> **OBJECTIVE**
Output every entry exactly as written, but omit the pictures.

> **Stored data entries**
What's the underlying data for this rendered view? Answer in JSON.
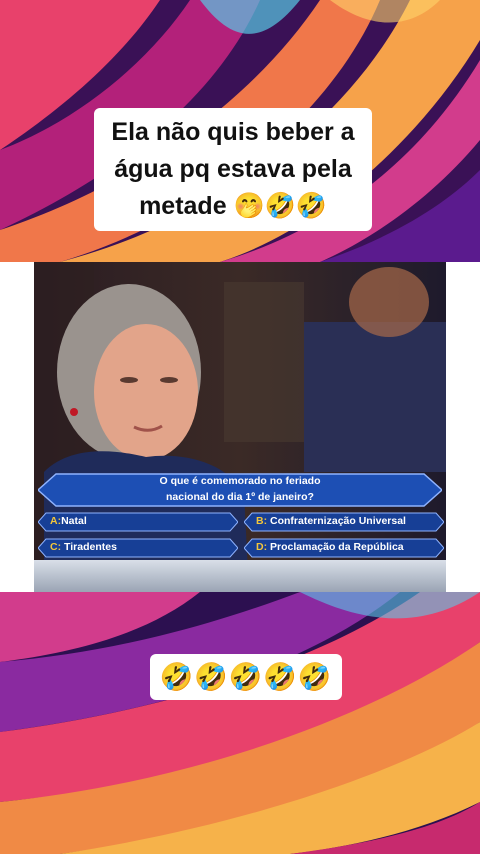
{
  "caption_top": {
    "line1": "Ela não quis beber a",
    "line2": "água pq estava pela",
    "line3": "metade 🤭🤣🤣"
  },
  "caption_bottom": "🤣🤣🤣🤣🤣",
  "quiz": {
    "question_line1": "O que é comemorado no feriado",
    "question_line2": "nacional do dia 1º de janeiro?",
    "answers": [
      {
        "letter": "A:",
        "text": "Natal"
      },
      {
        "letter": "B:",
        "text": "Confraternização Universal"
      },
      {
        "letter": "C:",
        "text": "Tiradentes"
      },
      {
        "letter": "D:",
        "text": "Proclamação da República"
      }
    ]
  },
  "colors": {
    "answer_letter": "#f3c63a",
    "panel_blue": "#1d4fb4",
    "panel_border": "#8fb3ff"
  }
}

> **REPLY**
What's the underlying data for this rendered view? Answer in JSON.
{
  "caption_top": {
    "line1": "Ela não quis beber a",
    "line2": "água pq estava pela",
    "line3": "metade 🤭🤣🤣"
  },
  "caption_bottom": "🤣🤣🤣🤣🤣",
  "quiz": {
    "question_line1": "O que é comemorado no feriado",
    "question_line2": "nacional do dia 1º de janeiro?",
    "answers": [
      {
        "letter": "A:",
        "text": "Natal"
      },
      {
        "letter": "B:",
        "text": "Confraternização Universal"
      },
      {
        "letter": "C:",
        "text": "Tiradentes"
      },
      {
        "letter": "D:",
        "text": "Proclamação da República"
      }
    ]
  },
  "colors": {
    "answer_letter": "#f3c63a",
    "panel_blue": "#1d4fb4",
    "panel_border": "#8fb3ff"
  }
}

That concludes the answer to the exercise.